# [SUPPLIED MATERIAL]
──────────────────────────────
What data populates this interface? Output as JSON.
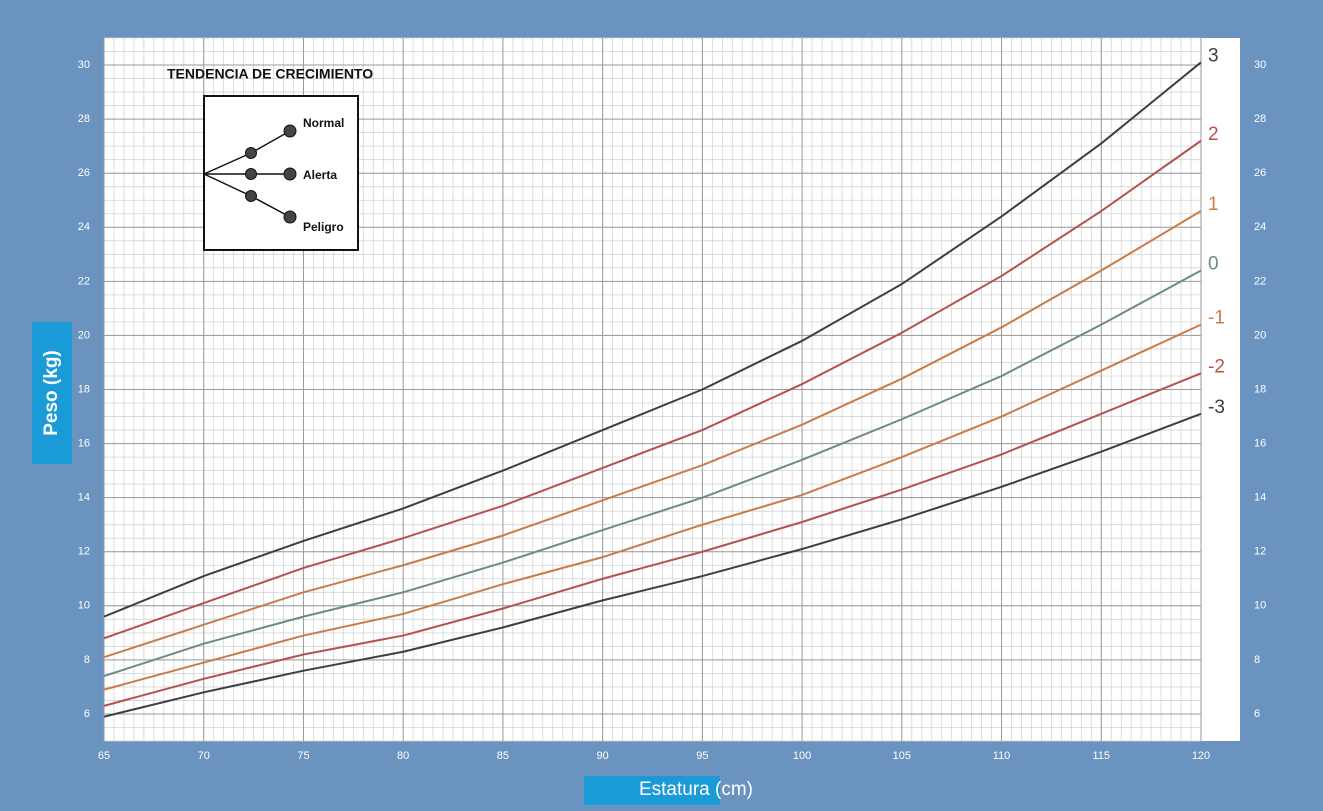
{
  "chart_data": {
    "type": "line",
    "xlabel": "Estatura (cm)",
    "ylabel": "Peso (kg)",
    "x": [
      65,
      70,
      75,
      80,
      85,
      90,
      95,
      100,
      105,
      110,
      115,
      120
    ],
    "xlim": [
      65,
      120
    ],
    "xticks": [
      65,
      70,
      75,
      80,
      85,
      90,
      95,
      100,
      105,
      110,
      115,
      120
    ],
    "ylim": [
      5,
      31
    ],
    "yticks": [
      6,
      8,
      10,
      12,
      14,
      16,
      18,
      20,
      22,
      24,
      26,
      28,
      30
    ],
    "grid": true,
    "series": [
      {
        "name": "3",
        "color": "#3d3d44",
        "values": [
          9.6,
          11.1,
          12.4,
          13.6,
          15.0,
          16.5,
          18.0,
          19.8,
          21.9,
          24.4,
          27.1,
          30.1
        ]
      },
      {
        "name": "2",
        "color": "#b5524f",
        "values": [
          8.8,
          10.1,
          11.4,
          12.5,
          13.7,
          15.1,
          16.5,
          18.2,
          20.1,
          22.2,
          24.6,
          27.2
        ]
      },
      {
        "name": "1",
        "color": "#c97c48",
        "values": [
          8.1,
          9.3,
          10.5,
          11.5,
          12.6,
          13.9,
          15.2,
          16.7,
          18.4,
          20.3,
          22.4,
          24.6
        ]
      },
      {
        "name": "0",
        "color": "#6b8c86",
        "values": [
          7.4,
          8.6,
          9.6,
          10.5,
          11.6,
          12.8,
          14.0,
          15.4,
          16.9,
          18.5,
          20.4,
          22.4
        ]
      },
      {
        "name": "-1",
        "color": "#c97c48",
        "values": [
          6.9,
          7.9,
          8.9,
          9.7,
          10.8,
          11.8,
          13.0,
          14.1,
          15.5,
          17.0,
          18.7,
          20.4
        ]
      },
      {
        "name": "-2",
        "color": "#b5524f",
        "values": [
          6.3,
          7.3,
          8.2,
          8.9,
          9.9,
          11.0,
          12.0,
          13.1,
          14.3,
          15.6,
          17.1,
          18.6
        ]
      },
      {
        "name": "-3",
        "color": "#3d3d44",
        "values": [
          5.9,
          6.8,
          7.6,
          8.3,
          9.2,
          10.2,
          11.1,
          12.1,
          13.2,
          14.4,
          15.7,
          17.1
        ]
      }
    ],
    "trend_legend": {
      "title": "TENDENCIA DE CRECIMIENTO",
      "labels": [
        "Normal",
        "Alerta",
        "Peligro"
      ]
    }
  }
}
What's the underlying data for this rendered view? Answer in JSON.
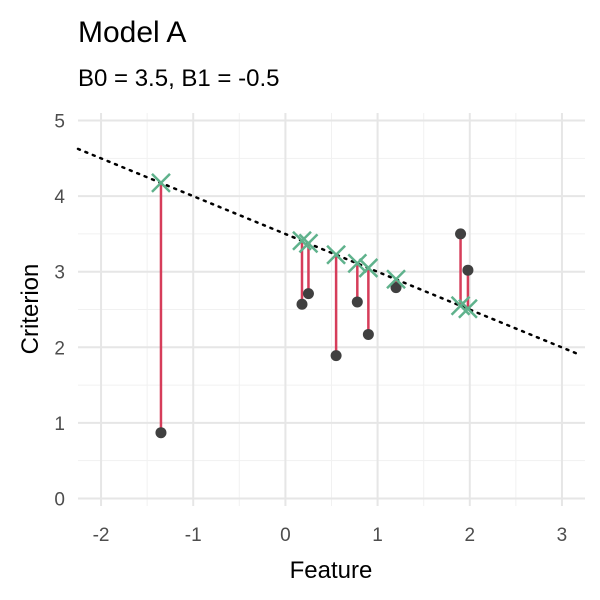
{
  "chart_data": {
    "type": "scatter",
    "title": "Model A",
    "subtitle": "B0 = 3.5, B1 = -0.5",
    "xlabel": "Feature",
    "ylabel": "Criterion",
    "xlim": [
      -2.25,
      3.25
    ],
    "ylim": [
      -0.1,
      5.1
    ],
    "x_ticks": [
      -2,
      -1,
      0,
      1,
      2,
      3
    ],
    "y_ticks": [
      0,
      1,
      2,
      3,
      4,
      5
    ],
    "grid": true,
    "legend": "none",
    "model_line": {
      "intercept": 3.5,
      "slope": -0.5,
      "style": "dotted"
    },
    "points": [
      {
        "x": -1.35,
        "y": 0.87
      },
      {
        "x": 0.18,
        "y": 2.57
      },
      {
        "x": 0.25,
        "y": 2.71
      },
      {
        "x": 0.55,
        "y": 1.89
      },
      {
        "x": 0.78,
        "y": 2.6
      },
      {
        "x": 0.9,
        "y": 2.17
      },
      {
        "x": 1.2,
        "y": 2.79
      },
      {
        "x": 1.9,
        "y": 3.5
      },
      {
        "x": 1.98,
        "y": 3.02
      }
    ],
    "colors": {
      "observed": "#404040",
      "predicted": "#5fb28c",
      "residual": "#d63d5a",
      "model_line": "#000000",
      "grid_major": "#e6e6e6",
      "grid_minor": "#f1f1f1"
    }
  }
}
──────────────────────────────
# [DIRECTIONS]
Working from the material above, transcribe it exactly while omitting pictures.

# [RESPONSE BELOW]
What data populates this interface? Output as JSON.
{
  "chart_data": {
    "type": "line",
    "xlabel": "Estatura (cm)",
    "ylabel": "Peso (kg)",
    "x": [
      65,
      70,
      75,
      80,
      85,
      90,
      95,
      100,
      105,
      110,
      115,
      120
    ],
    "xlim": [
      65,
      120
    ],
    "xticks": [
      65,
      70,
      75,
      80,
      85,
      90,
      95,
      100,
      105,
      110,
      115,
      120
    ],
    "ylim": [
      5,
      31
    ],
    "yticks": [
      6,
      8,
      10,
      12,
      14,
      16,
      18,
      20,
      22,
      24,
      26,
      28,
      30
    ],
    "grid": true,
    "series": [
      {
        "name": "3",
        "color": "#3d3d44",
        "values": [
          9.6,
          11.1,
          12.4,
          13.6,
          15.0,
          16.5,
          18.0,
          19.8,
          21.9,
          24.4,
          27.1,
          30.1
        ]
      },
      {
        "name": "2",
        "color": "#b5524f",
        "values": [
          8.8,
          10.1,
          11.4,
          12.5,
          13.7,
          15.1,
          16.5,
          18.2,
          20.1,
          22.2,
          24.6,
          27.2
        ]
      },
      {
        "name": "1",
        "color": "#c97c48",
        "values": [
          8.1,
          9.3,
          10.5,
          11.5,
          12.6,
          13.9,
          15.2,
          16.7,
          18.4,
          20.3,
          22.4,
          24.6
        ]
      },
      {
        "name": "0",
        "color": "#6b8c86",
        "values": [
          7.4,
          8.6,
          9.6,
          10.5,
          11.6,
          12.8,
          14.0,
          15.4,
          16.9,
          18.5,
          20.4,
          22.4
        ]
      },
      {
        "name": "-1",
        "color": "#c97c48",
        "values": [
          6.9,
          7.9,
          8.9,
          9.7,
          10.8,
          11.8,
          13.0,
          14.1,
          15.5,
          17.0,
          18.7,
          20.4
        ]
      },
      {
        "name": "-2",
        "color": "#b5524f",
        "values": [
          6.3,
          7.3,
          8.2,
          8.9,
          9.9,
          11.0,
          12.0,
          13.1,
          14.3,
          15.6,
          17.1,
          18.6
        ]
      },
      {
        "name": "-3",
        "color": "#3d3d44",
        "values": [
          5.9,
          6.8,
          7.6,
          8.3,
          9.2,
          10.2,
          11.1,
          12.1,
          13.2,
          14.4,
          15.7,
          17.1
        ]
      }
    ],
    "trend_legend": {
      "title": "TENDENCIA DE CRECIMIENTO",
      "labels": [
        "Normal",
        "Alerta",
        "Peligro"
      ]
    }
  }
}
What's the underlying data for this rendered view? Answer in JSON.
{
  "chart_data": {
    "type": "scatter",
    "title": "Model A",
    "subtitle": "B0 = 3.5, B1 = -0.5",
    "xlabel": "Feature",
    "ylabel": "Criterion",
    "xlim": [
      -2.25,
      3.25
    ],
    "ylim": [
      -0.1,
      5.1
    ],
    "x_ticks": [
      -2,
      -1,
      0,
      1,
      2,
      3
    ],
    "y_ticks": [
      0,
      1,
      2,
      3,
      4,
      5
    ],
    "grid": true,
    "legend": "none",
    "model_line": {
      "intercept": 3.5,
      "slope": -0.5,
      "style": "dotted"
    },
    "points": [
      {
        "x": -1.35,
        "y": 0.87
      },
      {
        "x": 0.18,
        "y": 2.57
      },
      {
        "x": 0.25,
        "y": 2.71
      },
      {
        "x": 0.55,
        "y": 1.89
      },
      {
        "x": 0.78,
        "y": 2.6
      },
      {
        "x": 0.9,
        "y": 2.17
      },
      {
        "x": 1.2,
        "y": 2.79
      },
      {
        "x": 1.9,
        "y": 3.5
      },
      {
        "x": 1.98,
        "y": 3.02
      }
    ],
    "colors": {
      "observed": "#404040",
      "predicted": "#5fb28c",
      "residual": "#d63d5a",
      "model_line": "#000000",
      "grid_major": "#e6e6e6",
      "grid_minor": "#f1f1f1"
    }
  }
}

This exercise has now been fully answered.